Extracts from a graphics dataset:
· · · · · · ·

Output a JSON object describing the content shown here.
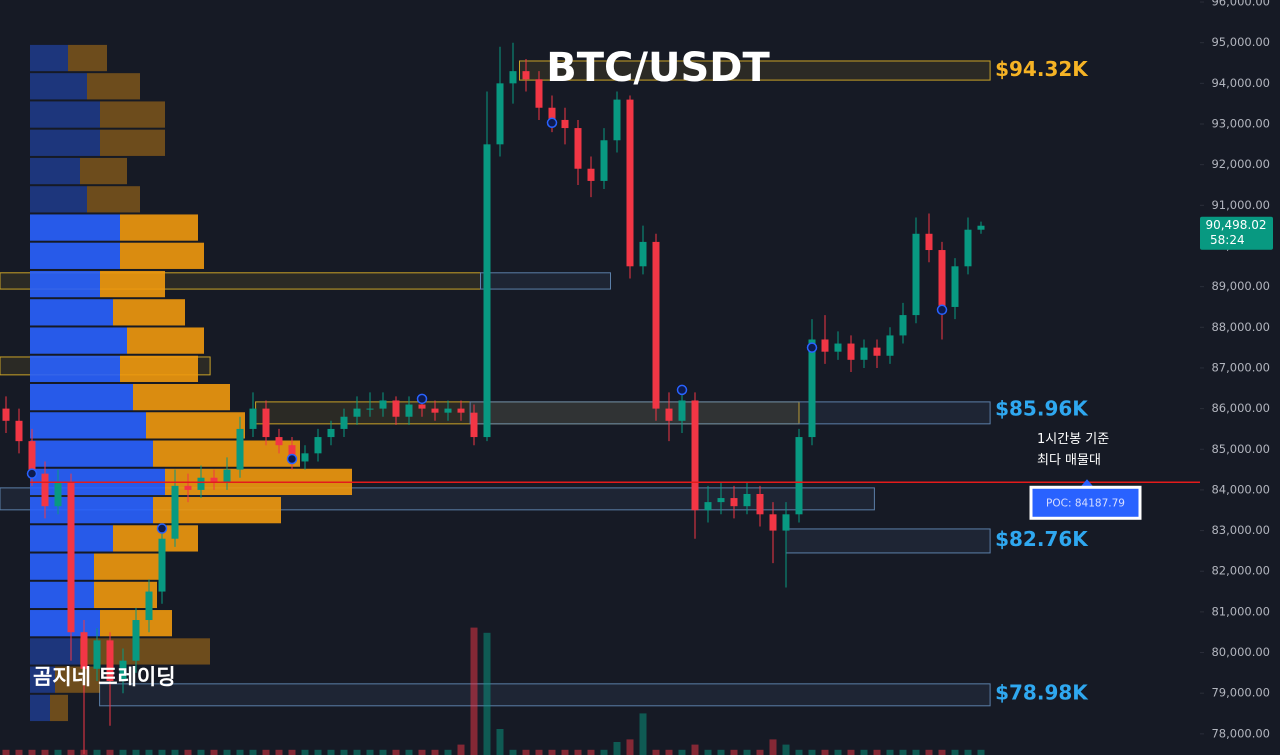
{
  "chart_data": {
    "type": "candlestick",
    "title": "BTC/USDT",
    "brand": "곰지네 트레이딩",
    "ylim": [
      77480,
      96050
    ],
    "yticks": [
      {
        "value": 96000,
        "label": "96,000.00"
      },
      {
        "value": 95000,
        "label": "95,000.00"
      },
      {
        "value": 94000,
        "label": "94,000.00"
      },
      {
        "value": 93000,
        "label": "93,000.00"
      },
      {
        "value": 92000,
        "label": "92,000.00"
      },
      {
        "value": 91000,
        "label": "91,000.00"
      },
      {
        "value": 90000,
        "label": "90,000.00"
      },
      {
        "value": 89000,
        "label": "89,000.00"
      },
      {
        "value": 88000,
        "label": "88,000.00"
      },
      {
        "value": 87000,
        "label": "87,000.00"
      },
      {
        "value": 86000,
        "label": "86,000.00"
      },
      {
        "value": 85000,
        "label": "85,000.00"
      },
      {
        "value": 84000,
        "label": "84,000.00"
      },
      {
        "value": 83000,
        "label": "83,000.00"
      },
      {
        "value": 82000,
        "label": "82,000.00"
      },
      {
        "value": 81000,
        "label": "81,000.00"
      },
      {
        "value": 80000,
        "label": "80,000.00"
      },
      {
        "value": 79000,
        "label": "79,000.00"
      },
      {
        "value": 78000,
        "label": "78,000.00"
      }
    ],
    "up_color": "#089981",
    "down_color": "#f23645",
    "open": [
      86000,
      85700,
      85200,
      84400,
      83600,
      84200,
      80500,
      79600,
      80300,
      79300,
      79800,
      80800,
      81500,
      82800,
      84100,
      84000,
      84300,
      84200,
      84500,
      85500,
      86000,
      85300,
      85100,
      84700,
      84900,
      85300,
      85500,
      85800,
      86000,
      86000,
      86200,
      85800,
      86100,
      86000,
      85900,
      86000,
      85900,
      85300,
      92500,
      94000,
      94300,
      94100,
      93400,
      93100,
      92900,
      91900,
      91600,
      92600,
      93600,
      89500,
      90100,
      86000,
      85700,
      86200,
      83500,
      83700,
      83800,
      83600,
      83900,
      83400,
      83000,
      83400,
      85300,
      87700,
      87400,
      87600,
      87200,
      87500,
      87300,
      87800,
      88300,
      90300,
      89900,
      88500,
      89500,
      90400
    ],
    "high": [
      86300,
      86000,
      85500,
      84700,
      84500,
      84400,
      80800,
      80600,
      80500,
      80100,
      81100,
      81800,
      83100,
      84500,
      84400,
      84600,
      84500,
      84800,
      85800,
      86400,
      86200,
      85500,
      85300,
      85100,
      85500,
      85700,
      86000,
      86300,
      86400,
      86400,
      86300,
      86300,
      86300,
      86200,
      86200,
      86200,
      86100,
      93800,
      94900,
      95000,
      94600,
      94300,
      93700,
      93400,
      93100,
      92200,
      92900,
      93800,
      93700,
      90500,
      90300,
      86400,
      86500,
      86400,
      84100,
      84200,
      84100,
      84200,
      84100,
      83700,
      83700,
      85500,
      88200,
      88300,
      87900,
      87800,
      87700,
      87700,
      88000,
      88600,
      90700,
      90800,
      90100,
      89700,
      90700,
      90600
    ],
    "low": [
      85400,
      84900,
      84100,
      83300,
      83400,
      79800,
      77500,
      79300,
      78200,
      79000,
      79500,
      80500,
      81200,
      82600,
      83700,
      83800,
      84000,
      84000,
      84300,
      85300,
      85100,
      84900,
      84500,
      84500,
      84700,
      85100,
      85300,
      85600,
      85800,
      85800,
      85600,
      85600,
      85800,
      85700,
      85700,
      85700,
      85100,
      85200,
      92200,
      93500,
      93800,
      93100,
      92800,
      92500,
      91500,
      91200,
      91400,
      92300,
      89200,
      89300,
      85700,
      85200,
      85400,
      82800,
      83200,
      83400,
      83300,
      83400,
      83100,
      82200,
      81600,
      83200,
      85100,
      87100,
      87200,
      86900,
      87000,
      87000,
      87100,
      87600,
      88100,
      89600,
      87700,
      88200,
      89300,
      90300
    ],
    "close": [
      85700,
      85200,
      84400,
      83600,
      84200,
      80500,
      79600,
      80300,
      79300,
      79800,
      80800,
      81500,
      82800,
      84100,
      84000,
      84300,
      84200,
      84500,
      85500,
      86000,
      85300,
      85100,
      84700,
      84900,
      85300,
      85500,
      85800,
      86000,
      86000,
      86200,
      85800,
      86100,
      86000,
      85900,
      86000,
      85900,
      85300,
      92500,
      94000,
      94300,
      94100,
      93400,
      93100,
      92900,
      91900,
      91600,
      92600,
      93600,
      89500,
      90100,
      86000,
      85700,
      86200,
      83500,
      83700,
      83800,
      83600,
      83900,
      83400,
      83000,
      83400,
      85300,
      87700,
      87400,
      87600,
      87200,
      87500,
      87300,
      87800,
      88300,
      90300,
      89900,
      88500,
      89500,
      90400,
      90498.02
    ],
    "volume": [
      4,
      4,
      4,
      4,
      4,
      4,
      4,
      4,
      4,
      4,
      4,
      4,
      4,
      4,
      4,
      4,
      4,
      4,
      4,
      4,
      4,
      4,
      4,
      4,
      4,
      4,
      4,
      4,
      4,
      4,
      4,
      4,
      4,
      4,
      4,
      8,
      98,
      94,
      20,
      4,
      4,
      4,
      4,
      4,
      4,
      4,
      4,
      10,
      12,
      32,
      4,
      4,
      4,
      8,
      4,
      4,
      4,
      4,
      4,
      12,
      8,
      4,
      4,
      4,
      4,
      4,
      4,
      4,
      4,
      4,
      4,
      4,
      4,
      4,
      4,
      4
    ],
    "vlim": [
      0,
      100
    ],
    "profile": {
      "edges": [
        94970,
        94275,
        93580,
        92885,
        92190,
        91495,
        90800,
        90105,
        89410,
        88715,
        88020,
        87325,
        86630,
        85935,
        85240,
        84545,
        83850,
        83155,
        82460,
        81765,
        81070,
        80375,
        79680,
        78985,
        78290
      ],
      "buy": [
        38,
        57,
        70,
        70,
        50,
        57,
        90,
        90,
        70,
        83,
        97,
        90,
        103,
        116,
        123,
        135,
        123,
        83,
        64,
        64,
        70,
        50,
        25,
        20
      ],
      "sell": [
        39,
        53,
        65,
        65,
        47,
        53,
        78,
        84,
        65,
        72,
        77,
        78,
        97,
        99,
        147,
        187,
        128,
        85,
        65,
        63,
        72,
        130,
        45,
        18
      ],
      "value_area": [
        6,
        20
      ],
      "buy_color": "#2962ff",
      "sell_color": "#f0990e"
    },
    "zones": [
      {
        "low": 94080,
        "high": 94550,
        "from": 39.5,
        "to": 75.7,
        "color": "#c9a227",
        "label": {
          "value": 94320,
          "label": "$94.32K"
        }
      },
      {
        "low": 88940,
        "high": 89340,
        "from": -0.5,
        "to": 36.5,
        "color": "#c9a227"
      },
      {
        "low": 88940,
        "high": 89340,
        "from": 36.5,
        "to": 46.5,
        "color": "#5b7fa8"
      },
      {
        "low": 86830,
        "high": 87270,
        "from": -0.5,
        "to": 15.7,
        "color": "#c9a227"
      },
      {
        "low": 85625,
        "high": 86165,
        "from": 19.2,
        "to": 61,
        "color": "#c9a227"
      },
      {
        "low": 85625,
        "high": 86165,
        "from": 35.7,
        "to": 75.7,
        "color": "#5b7fa8",
        "label": {
          "value": 85960,
          "label": "$85.96K"
        }
      },
      {
        "low": 83510,
        "high": 84050,
        "from": -0.5,
        "to": 66.8,
        "color": "#5b7fa8"
      },
      {
        "low": 82450,
        "high": 83040,
        "from": 60,
        "to": 75.7,
        "color": "#5b7fa8",
        "label": {
          "value": 82760,
          "label": "$82.76K"
        }
      },
      {
        "low": 78690,
        "high": 79230,
        "from": 7.2,
        "to": 75.7,
        "color": "#5b7fa8",
        "label": {
          "value": 78980,
          "label": "$78.98K"
        }
      }
    ],
    "pivots": [
      {
        "index": 2,
        "value": 84400
      },
      {
        "index": 12,
        "value": 83050
      },
      {
        "index": 22,
        "value": 84760
      },
      {
        "index": 32,
        "value": 86240
      },
      {
        "index": 42,
        "value": 93030
      },
      {
        "index": 52,
        "value": 86460
      },
      {
        "index": 62,
        "value": 87500
      },
      {
        "index": 72,
        "value": 88430
      }
    ],
    "poc": {
      "value": 84187.79,
      "label": "POC: 84187.79"
    },
    "poc_note": [
      "1시간봉 기준",
      "최다 매물대"
    ],
    "poc_color": "#e31b1b",
    "last_price": {
      "value": 90498.02,
      "label": "90,498.02"
    },
    "countdown": "58:24"
  }
}
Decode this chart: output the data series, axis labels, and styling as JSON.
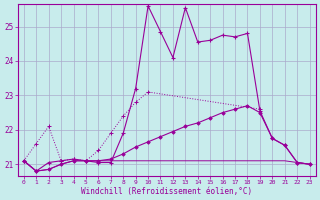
{
  "xlabel": "Windchill (Refroidissement éolien,°C)",
  "background_color": "#c8ecec",
  "grid_color": "#aaaacc",
  "line_color": "#990099",
  "xlim": [
    -0.5,
    23.5
  ],
  "ylim": [
    20.65,
    25.65
  ],
  "yticks": [
    21,
    22,
    23,
    24,
    25
  ],
  "xticks": [
    0,
    1,
    2,
    3,
    4,
    5,
    6,
    7,
    8,
    9,
    10,
    11,
    12,
    13,
    14,
    15,
    16,
    17,
    18,
    19,
    20,
    21,
    22,
    23
  ],
  "series": {
    "spiky_x": [
      0,
      1,
      2,
      3,
      4,
      5,
      6,
      7,
      8,
      9,
      10,
      11,
      12,
      13,
      14,
      15,
      16,
      17,
      18,
      19,
      20,
      21,
      22,
      23
    ],
    "spiky_y": [
      21.1,
      20.8,
      21.05,
      21.1,
      21.15,
      21.1,
      21.05,
      21.05,
      21.9,
      23.2,
      25.6,
      24.85,
      24.1,
      25.55,
      24.55,
      24.6,
      24.75,
      24.7,
      24.8,
      22.55,
      21.75,
      21.55,
      21.05,
      21.0
    ],
    "diag_x": [
      0,
      1,
      2,
      3,
      4,
      5,
      6,
      7,
      8,
      9,
      10,
      19
    ],
    "diag_y": [
      21.1,
      21.6,
      22.1,
      21.1,
      21.15,
      21.1,
      21.4,
      21.9,
      22.4,
      22.8,
      23.1,
      22.6
    ],
    "smooth_x": [
      0,
      1,
      2,
      3,
      4,
      5,
      6,
      7,
      8,
      9,
      10,
      11,
      12,
      13,
      14,
      15,
      16,
      17,
      18,
      19,
      20,
      21,
      22,
      23
    ],
    "smooth_y": [
      21.1,
      20.8,
      20.85,
      21.0,
      21.1,
      21.1,
      21.1,
      21.15,
      21.3,
      21.5,
      21.65,
      21.8,
      21.95,
      22.1,
      22.2,
      22.35,
      22.5,
      22.6,
      22.7,
      22.5,
      21.75,
      21.55,
      21.05,
      21.0
    ],
    "flat_x": [
      0,
      1,
      2,
      3,
      4,
      5,
      6,
      7,
      8,
      9,
      10,
      11,
      12,
      13,
      14,
      15,
      16,
      17,
      18,
      19,
      20,
      21,
      22,
      23
    ],
    "flat_y": [
      21.1,
      20.8,
      20.85,
      21.0,
      21.1,
      21.1,
      21.1,
      21.1,
      21.1,
      21.1,
      21.1,
      21.1,
      21.1,
      21.1,
      21.1,
      21.1,
      21.1,
      21.1,
      21.1,
      21.1,
      21.1,
      21.1,
      21.05,
      21.0
    ]
  }
}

· · · · · · ·

**Exercise task**
Which lines hold the string "high"? Copy all of them from the data above.

**Result of the task**
    "high": [
        "high": 94550,
        "high": 89340,
        "high": 89340,
        "high": 87270,
        "high": 86165,
        "high": 86165,
        "high": 84050,
        "high": 83040,
        "high": 79230,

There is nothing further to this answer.